» **WHAT THE TASK ASKS**:
Extract the lines that hold the string "structured".
___
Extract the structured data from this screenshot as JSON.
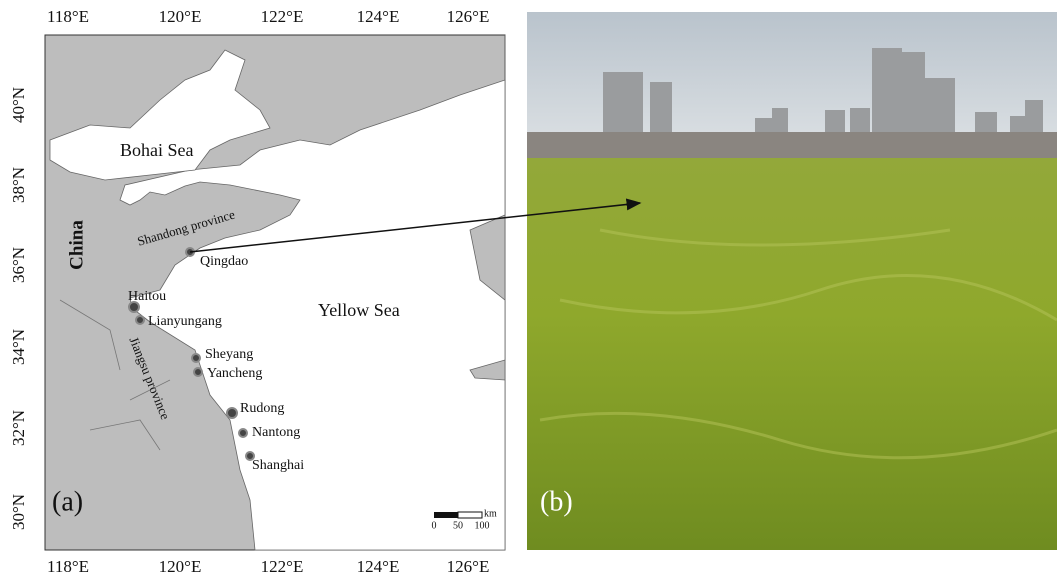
{
  "map": {
    "longitude_labels": [
      "118°E",
      "120°E",
      "122°E",
      "124°E",
      "126°E"
    ],
    "latitude_labels": [
      "40°N",
      "38°N",
      "36°N",
      "34°N",
      "32°N",
      "30°N"
    ],
    "regions": [
      "Bohai Sea",
      "China",
      "Shandong province",
      "Yellow Sea",
      "Jiangsu province"
    ],
    "places": [
      "Qingdao",
      "Haitou",
      "Lianyungang",
      "Sheyang",
      "Yancheng",
      "Rudong",
      "Nantong",
      "Shanghai"
    ],
    "panel_label": "(a)",
    "scale_bar": {
      "ticks": [
        0,
        50,
        100
      ],
      "unit": "km"
    }
  },
  "photo": {
    "panel_label": "(b)"
  }
}
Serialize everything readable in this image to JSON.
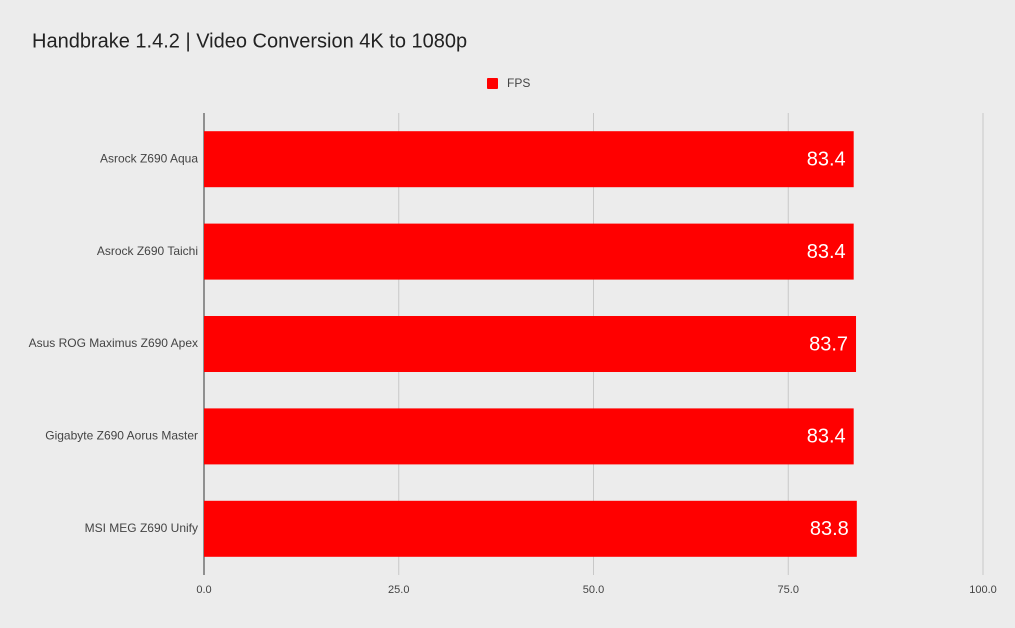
{
  "chart_data": {
    "type": "bar",
    "orientation": "horizontal",
    "title": "Handbrake 1.4.2 | Video Conversion 4K to 1080p",
    "categories": [
      "Asrock Z690 Aqua",
      "Asrock Z690 Taichi",
      "Asus ROG Maximus Z690 Apex",
      "Gigabyte Z690 Aorus Master",
      "MSI MEG Z690 Unify"
    ],
    "series": [
      {
        "name": "FPS",
        "color": "#ff0000",
        "values": [
          83.4,
          83.4,
          83.7,
          83.4,
          83.8
        ]
      }
    ],
    "xlim": [
      0,
      100
    ],
    "xticks": [
      {
        "value": 0,
        "label": "0.0"
      },
      {
        "value": 25,
        "label": "25.0"
      },
      {
        "value": 50,
        "label": "50.0"
      },
      {
        "value": 75,
        "label": "75.0"
      },
      {
        "value": 100,
        "label": "100.0"
      }
    ],
    "grid": true,
    "legend": "top"
  }
}
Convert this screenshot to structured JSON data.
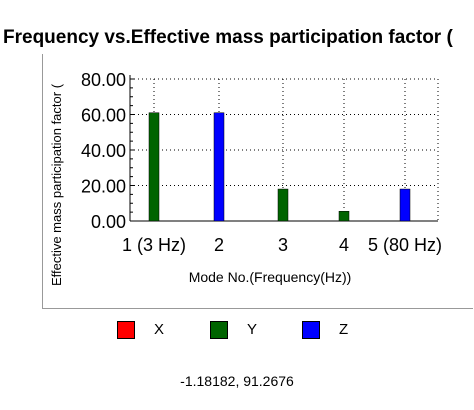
{
  "chart_data": {
    "type": "bar",
    "title": "Frequency vs.Effective mass participation factor (",
    "xlabel": "Mode No.(Frequency(Hz))",
    "ylabel": "Effective mass participation factor (",
    "categories": [
      "1 (3 Hz)",
      "2",
      "3",
      "4",
      "5 (80 Hz)"
    ],
    "ylim": [
      0,
      80
    ],
    "yticks": [
      "0.00",
      "20.00",
      "40.00",
      "60.00",
      "80.00"
    ],
    "grid": true,
    "legend_position": "bottom",
    "series": [
      {
        "name": "X",
        "color": "#ff0000",
        "values": [
          0,
          0,
          0,
          0,
          0
        ]
      },
      {
        "name": "Y",
        "color": "#006400",
        "values": [
          61,
          0,
          18,
          5.5,
          0
        ]
      },
      {
        "name": "Z",
        "color": "#0000ff",
        "values": [
          0,
          61,
          0,
          0,
          18
        ]
      }
    ]
  },
  "status": {
    "cursor_readout": "-1.18182, 91.2676"
  }
}
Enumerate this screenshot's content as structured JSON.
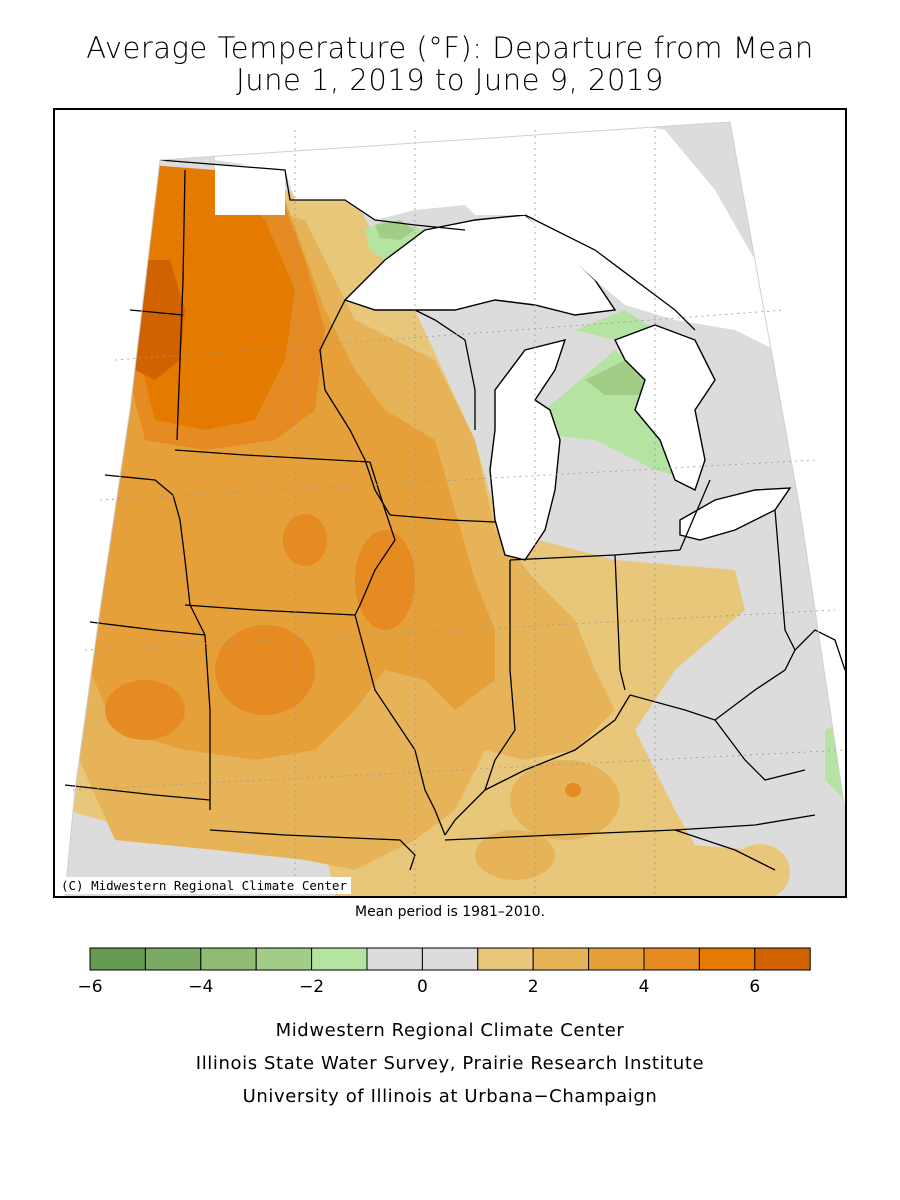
{
  "title": {
    "line1": "Average Temperature (°F): Departure from Mean",
    "line2": "June 1, 2019 to June 9, 2019"
  },
  "map": {
    "copyright": "(C) Midwestern Regional Climate Center",
    "land_color": "#dcdcdc",
    "water_color": "#ffffff",
    "region": "Upper Midwest / Great Lakes"
  },
  "mean_note": "Mean period is 1981–2010.",
  "legend": {
    "bins": [
      {
        "from": -6,
        "to": -5,
        "color": "#679a52"
      },
      {
        "from": -5,
        "to": -4,
        "color": "#7aaa63"
      },
      {
        "from": -4,
        "to": -3,
        "color": "#8fbb74"
      },
      {
        "from": -3,
        "to": -2,
        "color": "#a2cd88"
      },
      {
        "from": -2,
        "to": -1,
        "color": "#b5e3a1"
      },
      {
        "from": -1,
        "to": 0,
        "color": "#dcdcdc"
      },
      {
        "from": 0,
        "to": 1,
        "color": "#dcdcdc"
      },
      {
        "from": 1,
        "to": 2,
        "color": "#e8c77a"
      },
      {
        "from": 2,
        "to": 3,
        "color": "#e6b358"
      },
      {
        "from": 3,
        "to": 4,
        "color": "#e6a03a"
      },
      {
        "from": 4,
        "to": 5,
        "color": "#e68a22"
      },
      {
        "from": 5,
        "to": 6,
        "color": "#e57a00"
      },
      {
        "from": 6,
        "to": 7,
        "color": "#d16200"
      }
    ],
    "tick_labels": [
      "−6",
      "−4",
      "−2",
      "0",
      "2",
      "4",
      "6"
    ]
  },
  "credits": [
    "Midwestern Regional Climate Center",
    "Illinois State Water Survey, Prairie Research Institute",
    "University of Illinois at Urbana−Champaign"
  ]
}
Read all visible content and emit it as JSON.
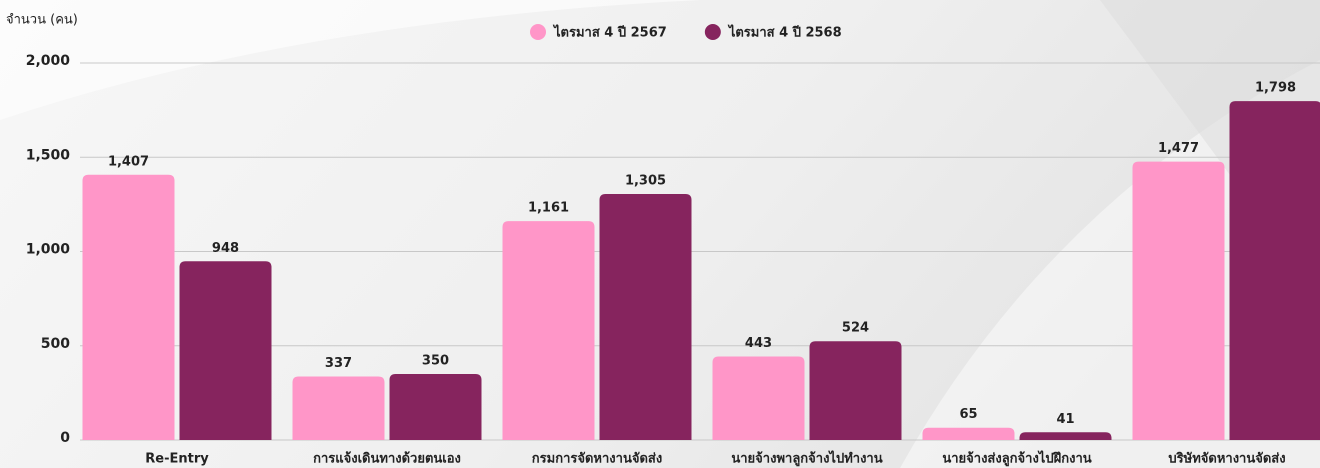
___
» **ANSWER BELOW**:
Extract the structured data from this screenshot as JSON.
Convert this screenshot to structured JSON data.
Enumerate this screenshot's content as structured JSON.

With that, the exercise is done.